YOUR INSTRUCTIONS » Pick out every line of the entries below where "data" occurs, and copy those lines.

[Start]

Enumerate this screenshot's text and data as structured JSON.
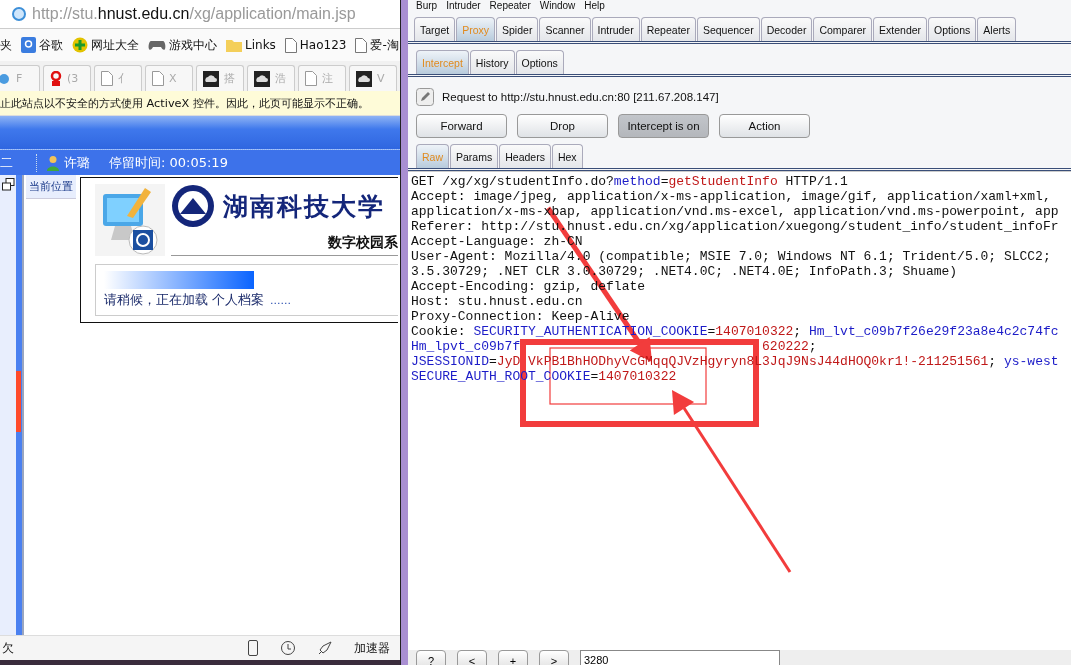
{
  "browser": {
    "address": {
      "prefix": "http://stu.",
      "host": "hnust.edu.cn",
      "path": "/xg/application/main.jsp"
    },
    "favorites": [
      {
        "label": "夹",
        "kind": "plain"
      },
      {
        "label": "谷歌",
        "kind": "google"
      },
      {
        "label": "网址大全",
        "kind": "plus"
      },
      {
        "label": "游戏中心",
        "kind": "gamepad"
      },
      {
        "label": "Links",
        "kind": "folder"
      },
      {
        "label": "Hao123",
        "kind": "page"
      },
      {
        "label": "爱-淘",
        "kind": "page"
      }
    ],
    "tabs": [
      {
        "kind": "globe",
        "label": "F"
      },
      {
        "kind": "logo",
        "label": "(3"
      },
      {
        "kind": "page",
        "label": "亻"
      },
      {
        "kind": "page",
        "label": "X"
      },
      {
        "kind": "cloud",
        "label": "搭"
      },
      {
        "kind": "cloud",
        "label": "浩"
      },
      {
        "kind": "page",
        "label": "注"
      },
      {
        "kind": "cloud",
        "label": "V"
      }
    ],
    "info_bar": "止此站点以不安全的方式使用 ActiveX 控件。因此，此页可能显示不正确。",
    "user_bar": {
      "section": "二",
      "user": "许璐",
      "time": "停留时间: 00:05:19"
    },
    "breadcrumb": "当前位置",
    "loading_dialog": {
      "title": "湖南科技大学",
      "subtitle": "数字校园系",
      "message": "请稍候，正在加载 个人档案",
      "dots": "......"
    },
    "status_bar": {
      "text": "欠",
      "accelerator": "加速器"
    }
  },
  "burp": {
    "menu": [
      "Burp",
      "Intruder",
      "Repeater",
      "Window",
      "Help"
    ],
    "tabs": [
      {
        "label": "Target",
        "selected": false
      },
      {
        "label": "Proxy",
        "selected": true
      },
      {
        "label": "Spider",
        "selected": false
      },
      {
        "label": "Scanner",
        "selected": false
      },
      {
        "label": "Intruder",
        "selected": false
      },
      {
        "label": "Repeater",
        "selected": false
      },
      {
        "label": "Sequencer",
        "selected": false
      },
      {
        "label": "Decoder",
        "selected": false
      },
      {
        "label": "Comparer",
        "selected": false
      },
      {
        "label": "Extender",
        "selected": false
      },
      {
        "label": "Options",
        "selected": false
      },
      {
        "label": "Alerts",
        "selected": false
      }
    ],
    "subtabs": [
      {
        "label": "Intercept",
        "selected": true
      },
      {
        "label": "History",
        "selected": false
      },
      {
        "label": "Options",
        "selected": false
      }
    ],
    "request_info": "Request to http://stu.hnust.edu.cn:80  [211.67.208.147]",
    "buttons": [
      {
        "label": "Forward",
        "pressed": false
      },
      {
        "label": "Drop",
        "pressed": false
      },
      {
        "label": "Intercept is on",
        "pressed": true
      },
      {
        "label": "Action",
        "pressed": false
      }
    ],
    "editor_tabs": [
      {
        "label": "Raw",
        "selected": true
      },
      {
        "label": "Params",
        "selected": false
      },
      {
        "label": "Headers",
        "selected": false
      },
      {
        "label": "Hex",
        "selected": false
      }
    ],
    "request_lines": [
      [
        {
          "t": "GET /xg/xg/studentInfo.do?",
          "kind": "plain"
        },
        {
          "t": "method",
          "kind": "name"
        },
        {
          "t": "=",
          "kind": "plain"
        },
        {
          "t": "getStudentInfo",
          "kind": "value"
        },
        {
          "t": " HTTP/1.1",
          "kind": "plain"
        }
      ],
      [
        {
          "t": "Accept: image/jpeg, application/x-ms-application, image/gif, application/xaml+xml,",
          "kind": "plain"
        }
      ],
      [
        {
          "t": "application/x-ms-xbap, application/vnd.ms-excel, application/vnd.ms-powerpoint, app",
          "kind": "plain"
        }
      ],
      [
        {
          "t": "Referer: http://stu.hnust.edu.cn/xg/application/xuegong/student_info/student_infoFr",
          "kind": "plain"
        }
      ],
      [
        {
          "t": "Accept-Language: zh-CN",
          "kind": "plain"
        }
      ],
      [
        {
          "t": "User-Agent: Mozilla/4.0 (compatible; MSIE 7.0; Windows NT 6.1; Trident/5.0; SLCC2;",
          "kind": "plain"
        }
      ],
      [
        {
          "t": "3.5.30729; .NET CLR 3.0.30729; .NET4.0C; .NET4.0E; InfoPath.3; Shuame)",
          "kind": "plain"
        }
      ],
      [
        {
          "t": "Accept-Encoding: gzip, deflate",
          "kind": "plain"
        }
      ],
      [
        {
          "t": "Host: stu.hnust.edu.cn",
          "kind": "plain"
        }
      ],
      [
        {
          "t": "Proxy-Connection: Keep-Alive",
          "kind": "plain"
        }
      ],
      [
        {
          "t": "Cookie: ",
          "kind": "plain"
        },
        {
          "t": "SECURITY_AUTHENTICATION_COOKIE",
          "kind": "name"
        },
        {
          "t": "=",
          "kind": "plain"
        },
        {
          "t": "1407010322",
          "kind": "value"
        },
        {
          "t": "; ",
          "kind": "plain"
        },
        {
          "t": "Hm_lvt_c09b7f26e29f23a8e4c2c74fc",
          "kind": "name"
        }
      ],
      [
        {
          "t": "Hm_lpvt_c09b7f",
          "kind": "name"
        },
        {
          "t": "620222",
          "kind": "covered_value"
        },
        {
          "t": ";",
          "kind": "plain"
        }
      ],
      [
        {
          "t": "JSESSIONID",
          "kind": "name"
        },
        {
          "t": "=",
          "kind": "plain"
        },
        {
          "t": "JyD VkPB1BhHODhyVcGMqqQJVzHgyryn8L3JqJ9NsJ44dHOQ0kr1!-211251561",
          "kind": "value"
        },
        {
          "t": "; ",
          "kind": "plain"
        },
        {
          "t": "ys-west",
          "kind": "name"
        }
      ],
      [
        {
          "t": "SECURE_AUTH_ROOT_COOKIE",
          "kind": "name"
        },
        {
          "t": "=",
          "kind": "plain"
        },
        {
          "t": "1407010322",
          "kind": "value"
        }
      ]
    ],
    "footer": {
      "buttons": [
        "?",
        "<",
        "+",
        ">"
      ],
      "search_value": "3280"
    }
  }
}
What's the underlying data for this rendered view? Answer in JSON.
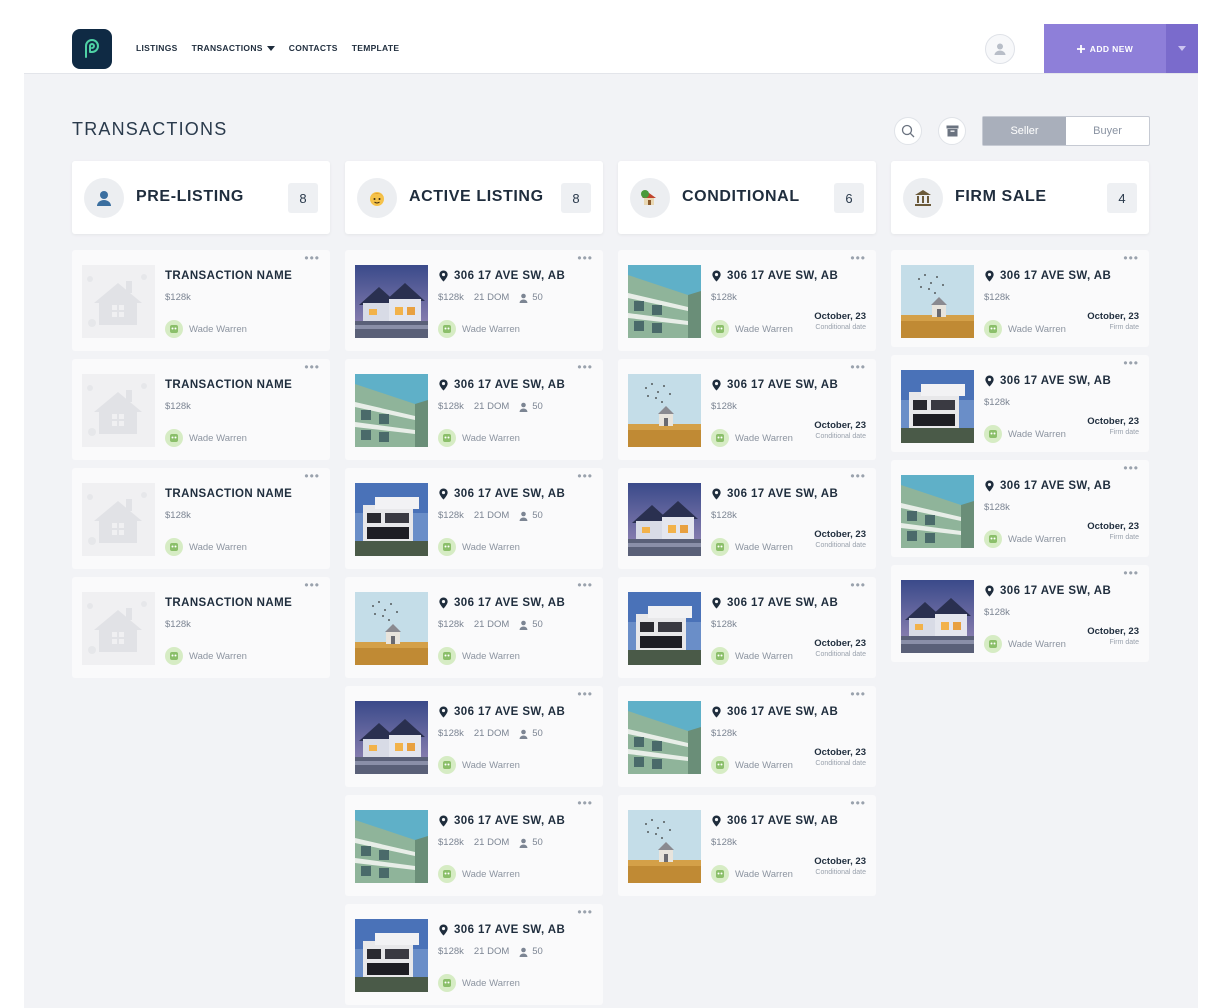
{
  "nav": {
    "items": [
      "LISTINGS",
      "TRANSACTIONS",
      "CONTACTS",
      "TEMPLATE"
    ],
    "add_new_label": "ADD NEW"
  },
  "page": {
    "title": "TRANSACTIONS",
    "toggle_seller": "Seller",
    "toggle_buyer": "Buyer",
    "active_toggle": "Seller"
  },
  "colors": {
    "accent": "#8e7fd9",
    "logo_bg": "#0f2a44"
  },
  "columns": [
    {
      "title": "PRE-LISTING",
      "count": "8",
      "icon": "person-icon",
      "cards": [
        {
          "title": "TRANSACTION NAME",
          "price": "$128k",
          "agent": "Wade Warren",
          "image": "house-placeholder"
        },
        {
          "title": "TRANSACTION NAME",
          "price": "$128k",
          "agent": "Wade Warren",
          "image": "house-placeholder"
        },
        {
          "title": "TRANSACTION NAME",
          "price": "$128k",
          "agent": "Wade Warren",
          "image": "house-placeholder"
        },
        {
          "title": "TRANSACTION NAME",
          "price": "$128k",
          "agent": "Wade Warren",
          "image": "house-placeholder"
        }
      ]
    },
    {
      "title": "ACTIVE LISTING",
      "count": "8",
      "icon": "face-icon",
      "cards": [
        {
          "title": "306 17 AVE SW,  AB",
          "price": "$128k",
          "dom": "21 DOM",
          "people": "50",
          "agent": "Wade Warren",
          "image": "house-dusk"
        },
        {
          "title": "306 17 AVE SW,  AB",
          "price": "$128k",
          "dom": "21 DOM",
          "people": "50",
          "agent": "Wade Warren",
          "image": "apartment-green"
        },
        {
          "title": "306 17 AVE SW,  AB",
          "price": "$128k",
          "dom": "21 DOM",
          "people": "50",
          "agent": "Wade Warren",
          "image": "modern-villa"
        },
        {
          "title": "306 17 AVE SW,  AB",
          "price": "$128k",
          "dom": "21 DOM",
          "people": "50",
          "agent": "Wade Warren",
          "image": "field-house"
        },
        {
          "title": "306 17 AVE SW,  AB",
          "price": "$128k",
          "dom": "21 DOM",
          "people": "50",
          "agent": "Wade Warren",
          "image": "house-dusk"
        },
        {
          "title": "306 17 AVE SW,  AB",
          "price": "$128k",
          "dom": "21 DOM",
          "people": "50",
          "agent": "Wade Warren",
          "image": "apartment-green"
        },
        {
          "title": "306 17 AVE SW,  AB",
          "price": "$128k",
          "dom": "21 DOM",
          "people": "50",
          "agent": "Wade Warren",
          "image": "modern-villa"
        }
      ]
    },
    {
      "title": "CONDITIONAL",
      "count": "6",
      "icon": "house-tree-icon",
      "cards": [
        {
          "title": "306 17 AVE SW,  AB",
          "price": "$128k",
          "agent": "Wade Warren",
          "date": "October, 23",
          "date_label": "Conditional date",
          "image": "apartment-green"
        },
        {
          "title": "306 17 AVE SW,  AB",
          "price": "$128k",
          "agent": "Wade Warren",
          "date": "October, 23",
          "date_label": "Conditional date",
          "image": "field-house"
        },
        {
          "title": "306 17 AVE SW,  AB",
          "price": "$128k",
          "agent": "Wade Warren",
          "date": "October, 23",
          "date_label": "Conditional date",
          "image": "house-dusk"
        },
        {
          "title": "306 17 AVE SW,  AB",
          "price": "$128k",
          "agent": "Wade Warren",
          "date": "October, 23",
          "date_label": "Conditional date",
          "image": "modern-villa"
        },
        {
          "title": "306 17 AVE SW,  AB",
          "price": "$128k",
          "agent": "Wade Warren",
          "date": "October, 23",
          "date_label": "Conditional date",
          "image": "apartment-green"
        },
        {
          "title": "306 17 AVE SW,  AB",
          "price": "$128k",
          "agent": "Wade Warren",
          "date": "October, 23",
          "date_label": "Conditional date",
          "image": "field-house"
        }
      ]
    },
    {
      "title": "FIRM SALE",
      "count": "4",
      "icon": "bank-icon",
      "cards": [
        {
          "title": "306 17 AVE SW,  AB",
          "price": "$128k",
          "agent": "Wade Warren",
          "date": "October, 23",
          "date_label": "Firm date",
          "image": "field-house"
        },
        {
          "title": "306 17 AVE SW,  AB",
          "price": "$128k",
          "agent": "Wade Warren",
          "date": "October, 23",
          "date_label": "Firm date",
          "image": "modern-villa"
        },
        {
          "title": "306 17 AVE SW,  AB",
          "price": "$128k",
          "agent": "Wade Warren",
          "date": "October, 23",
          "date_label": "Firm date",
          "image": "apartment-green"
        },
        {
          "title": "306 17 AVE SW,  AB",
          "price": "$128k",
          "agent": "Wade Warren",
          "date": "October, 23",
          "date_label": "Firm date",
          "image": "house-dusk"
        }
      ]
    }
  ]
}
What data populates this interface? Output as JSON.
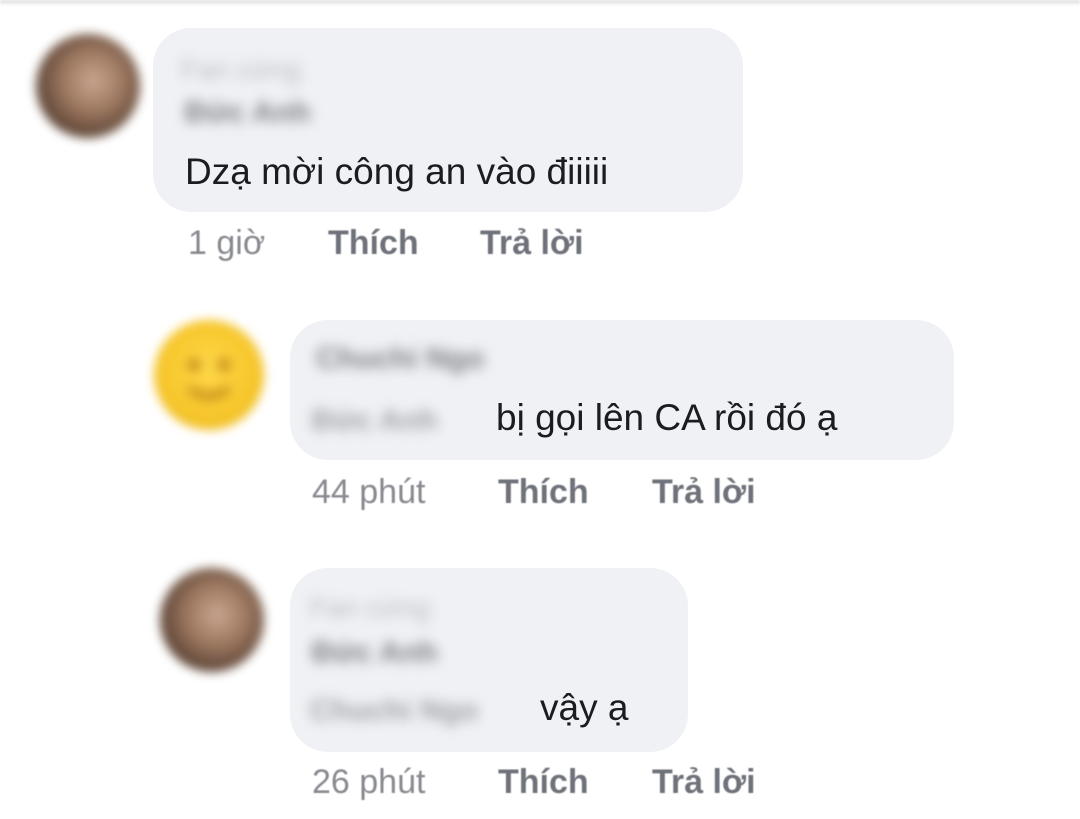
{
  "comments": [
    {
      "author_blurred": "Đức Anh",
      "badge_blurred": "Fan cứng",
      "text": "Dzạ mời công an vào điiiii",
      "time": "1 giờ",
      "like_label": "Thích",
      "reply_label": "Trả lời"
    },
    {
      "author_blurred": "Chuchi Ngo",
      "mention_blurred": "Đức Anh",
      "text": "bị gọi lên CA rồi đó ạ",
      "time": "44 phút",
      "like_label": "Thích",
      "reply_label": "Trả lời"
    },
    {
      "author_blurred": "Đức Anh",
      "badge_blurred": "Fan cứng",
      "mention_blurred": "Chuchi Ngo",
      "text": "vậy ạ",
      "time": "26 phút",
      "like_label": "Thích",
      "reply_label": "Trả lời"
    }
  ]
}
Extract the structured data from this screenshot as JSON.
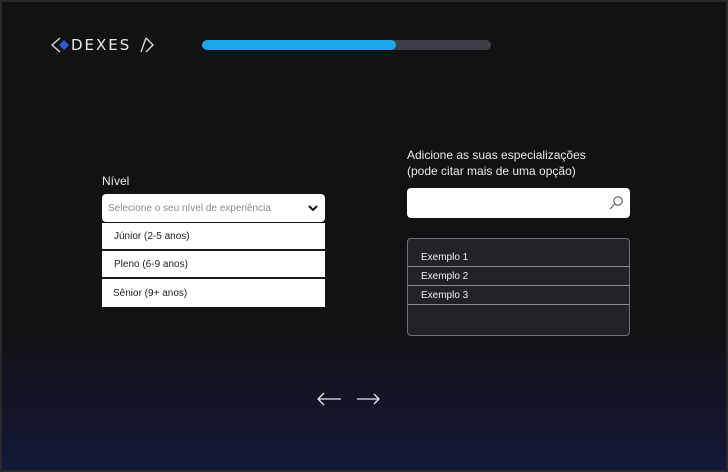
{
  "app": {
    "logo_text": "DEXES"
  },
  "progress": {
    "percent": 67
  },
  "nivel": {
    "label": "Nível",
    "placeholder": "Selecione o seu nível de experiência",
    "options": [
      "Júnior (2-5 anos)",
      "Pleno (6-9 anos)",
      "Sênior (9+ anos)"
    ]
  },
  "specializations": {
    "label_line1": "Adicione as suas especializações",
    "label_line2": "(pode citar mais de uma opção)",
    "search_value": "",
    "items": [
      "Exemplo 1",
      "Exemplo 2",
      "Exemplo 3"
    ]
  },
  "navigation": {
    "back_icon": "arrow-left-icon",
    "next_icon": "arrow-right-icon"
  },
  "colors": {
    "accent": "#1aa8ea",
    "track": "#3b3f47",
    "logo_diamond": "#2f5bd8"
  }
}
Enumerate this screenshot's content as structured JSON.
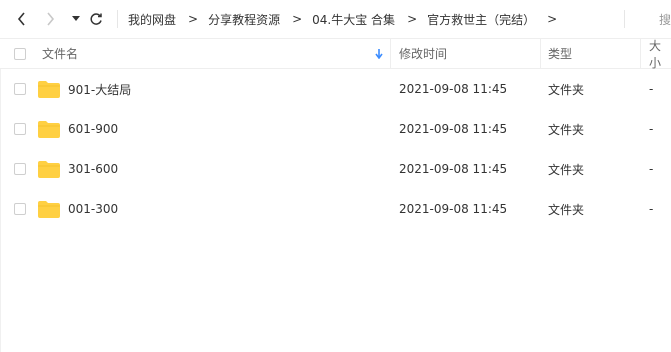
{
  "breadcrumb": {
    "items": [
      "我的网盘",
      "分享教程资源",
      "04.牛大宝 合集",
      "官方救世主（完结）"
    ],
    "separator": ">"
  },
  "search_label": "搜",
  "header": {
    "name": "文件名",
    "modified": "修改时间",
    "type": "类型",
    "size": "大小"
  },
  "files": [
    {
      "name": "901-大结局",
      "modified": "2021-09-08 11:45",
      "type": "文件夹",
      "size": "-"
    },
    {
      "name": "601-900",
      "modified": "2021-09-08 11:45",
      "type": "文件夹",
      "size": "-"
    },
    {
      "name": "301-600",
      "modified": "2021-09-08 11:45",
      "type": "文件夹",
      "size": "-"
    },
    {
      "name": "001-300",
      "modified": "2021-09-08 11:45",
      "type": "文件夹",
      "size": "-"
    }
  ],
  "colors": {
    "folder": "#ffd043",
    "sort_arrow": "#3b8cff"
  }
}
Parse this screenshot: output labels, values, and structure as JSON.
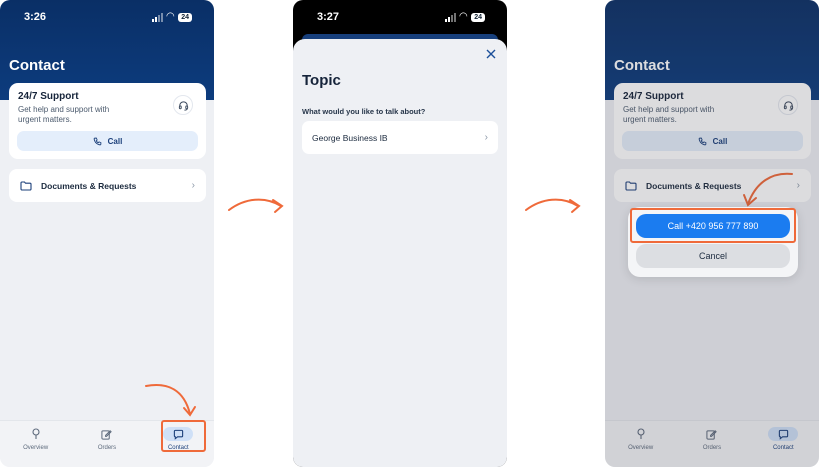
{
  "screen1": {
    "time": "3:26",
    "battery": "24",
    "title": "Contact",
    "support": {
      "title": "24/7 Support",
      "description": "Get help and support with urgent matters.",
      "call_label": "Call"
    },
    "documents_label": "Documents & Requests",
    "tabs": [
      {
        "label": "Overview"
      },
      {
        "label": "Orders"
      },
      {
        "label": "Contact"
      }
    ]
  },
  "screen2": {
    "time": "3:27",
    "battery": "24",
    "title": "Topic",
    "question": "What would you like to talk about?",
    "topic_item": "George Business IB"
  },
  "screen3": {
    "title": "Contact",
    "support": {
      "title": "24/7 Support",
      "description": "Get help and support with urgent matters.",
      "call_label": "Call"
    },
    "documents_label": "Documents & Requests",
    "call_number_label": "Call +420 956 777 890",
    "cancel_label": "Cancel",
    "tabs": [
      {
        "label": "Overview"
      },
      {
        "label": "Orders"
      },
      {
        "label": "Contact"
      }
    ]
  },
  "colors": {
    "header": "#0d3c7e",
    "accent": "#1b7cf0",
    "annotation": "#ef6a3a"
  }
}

[End]

THE RESULT »
Enumerate this screenshot's text and data as structured JSON.
What's the underlying data for this rendered view? Answer in JSON.
What data populates this interface? Output as JSON.
Extract the structured data from this screenshot as JSON.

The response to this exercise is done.